Can you restate the records below word for word?

DATA LINES
—————

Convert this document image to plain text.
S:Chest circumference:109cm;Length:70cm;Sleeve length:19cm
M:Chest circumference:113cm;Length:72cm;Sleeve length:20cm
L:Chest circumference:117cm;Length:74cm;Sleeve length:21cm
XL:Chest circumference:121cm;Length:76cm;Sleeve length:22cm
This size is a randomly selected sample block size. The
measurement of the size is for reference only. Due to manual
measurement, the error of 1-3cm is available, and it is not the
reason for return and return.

—————

ANSWER TO THIS PROBLEM
Convert this document image to plain text.
S:Chest circumference:109cm;Length:70cm;Sleeve length:19cm
M:Chest circumference:113cm;Length:72cm;Sleeve length:20cm
L:Chest circumference:117cm;Length:74cm;Sleeve length:21cm
XL:Chest circumference:121cm;Length:76cm;Sleeve length:22cm
This size is a randomly selected sample block size. The
measurement of the size is for reference only. Due to manual
measurement, the error of 1-3cm is available, and it is not the
reason for return and return.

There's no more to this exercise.